→ **Goal of the exercise**: Work out how many lines of the listing hold the string "KBps". Answer with that number alone.

→ **Material provided**:
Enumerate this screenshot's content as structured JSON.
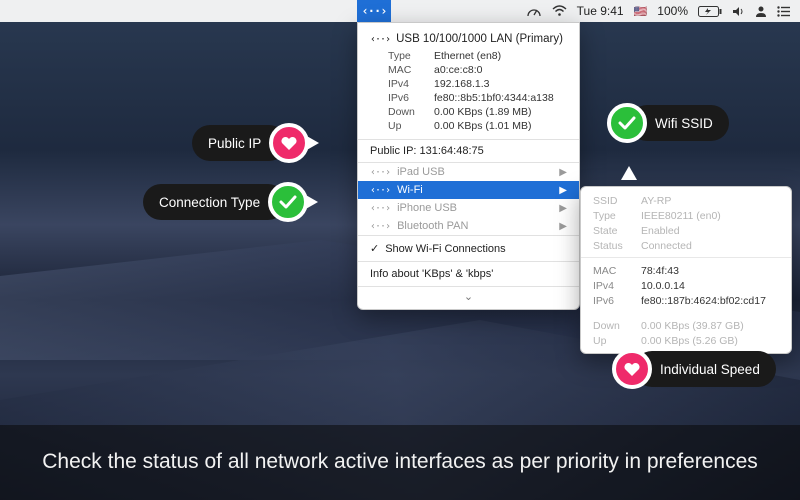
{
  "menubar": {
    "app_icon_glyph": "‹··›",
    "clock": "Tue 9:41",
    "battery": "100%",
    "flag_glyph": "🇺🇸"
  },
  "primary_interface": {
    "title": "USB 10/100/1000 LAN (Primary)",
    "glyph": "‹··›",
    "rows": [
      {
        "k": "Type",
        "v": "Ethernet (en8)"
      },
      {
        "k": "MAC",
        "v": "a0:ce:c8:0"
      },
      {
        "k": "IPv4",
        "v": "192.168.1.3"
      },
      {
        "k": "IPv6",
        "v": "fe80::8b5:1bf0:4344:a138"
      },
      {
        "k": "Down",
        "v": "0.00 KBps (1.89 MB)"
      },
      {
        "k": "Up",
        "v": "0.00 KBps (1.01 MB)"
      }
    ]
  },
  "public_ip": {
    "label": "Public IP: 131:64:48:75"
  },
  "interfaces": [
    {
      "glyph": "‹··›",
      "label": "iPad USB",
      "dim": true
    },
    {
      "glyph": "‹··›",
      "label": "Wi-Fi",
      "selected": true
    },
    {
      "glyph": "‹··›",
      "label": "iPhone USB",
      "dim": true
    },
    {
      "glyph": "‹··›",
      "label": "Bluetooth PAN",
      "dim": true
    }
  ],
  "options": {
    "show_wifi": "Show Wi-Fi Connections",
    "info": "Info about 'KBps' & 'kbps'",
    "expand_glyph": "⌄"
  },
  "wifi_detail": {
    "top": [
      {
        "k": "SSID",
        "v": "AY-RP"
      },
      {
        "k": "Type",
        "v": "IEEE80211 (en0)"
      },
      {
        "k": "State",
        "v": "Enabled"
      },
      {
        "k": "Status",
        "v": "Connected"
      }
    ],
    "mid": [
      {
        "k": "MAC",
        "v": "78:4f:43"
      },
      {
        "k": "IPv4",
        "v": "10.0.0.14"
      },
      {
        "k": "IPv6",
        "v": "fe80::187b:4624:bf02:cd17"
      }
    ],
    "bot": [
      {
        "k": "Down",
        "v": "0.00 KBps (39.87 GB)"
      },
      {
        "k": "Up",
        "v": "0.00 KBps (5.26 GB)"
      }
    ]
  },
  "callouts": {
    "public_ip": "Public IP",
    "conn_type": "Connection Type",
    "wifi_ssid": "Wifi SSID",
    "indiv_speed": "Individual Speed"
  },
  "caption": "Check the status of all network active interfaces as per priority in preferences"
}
...
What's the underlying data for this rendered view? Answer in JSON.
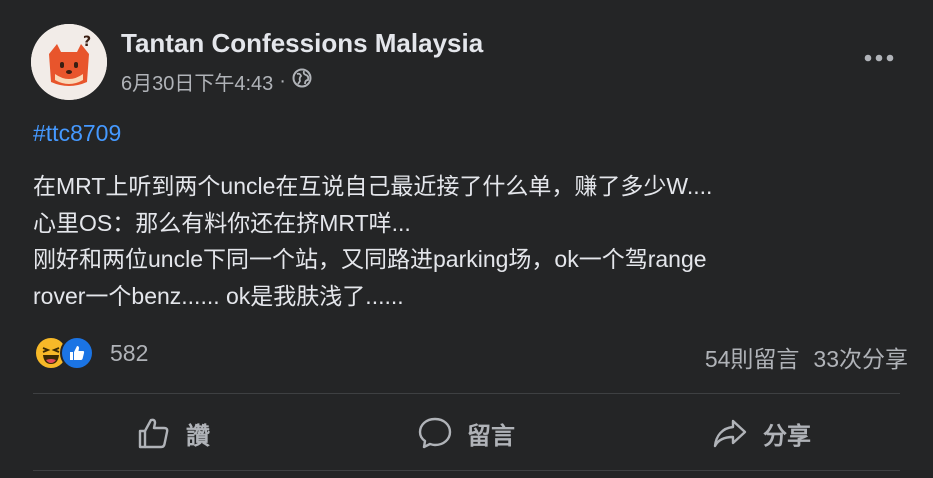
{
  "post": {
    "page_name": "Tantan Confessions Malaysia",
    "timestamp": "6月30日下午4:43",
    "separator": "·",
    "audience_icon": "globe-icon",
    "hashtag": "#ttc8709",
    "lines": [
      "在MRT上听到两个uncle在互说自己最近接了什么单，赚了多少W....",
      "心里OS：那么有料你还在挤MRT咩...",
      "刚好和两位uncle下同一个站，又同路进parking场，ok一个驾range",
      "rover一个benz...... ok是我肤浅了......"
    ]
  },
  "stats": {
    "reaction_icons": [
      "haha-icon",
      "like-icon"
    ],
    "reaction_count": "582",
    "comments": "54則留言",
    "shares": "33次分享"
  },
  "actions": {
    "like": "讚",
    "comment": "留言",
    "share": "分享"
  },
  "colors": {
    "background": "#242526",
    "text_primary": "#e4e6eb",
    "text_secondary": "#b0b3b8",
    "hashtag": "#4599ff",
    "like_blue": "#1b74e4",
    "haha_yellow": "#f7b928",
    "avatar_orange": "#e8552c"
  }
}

→ **Complete answer**: 5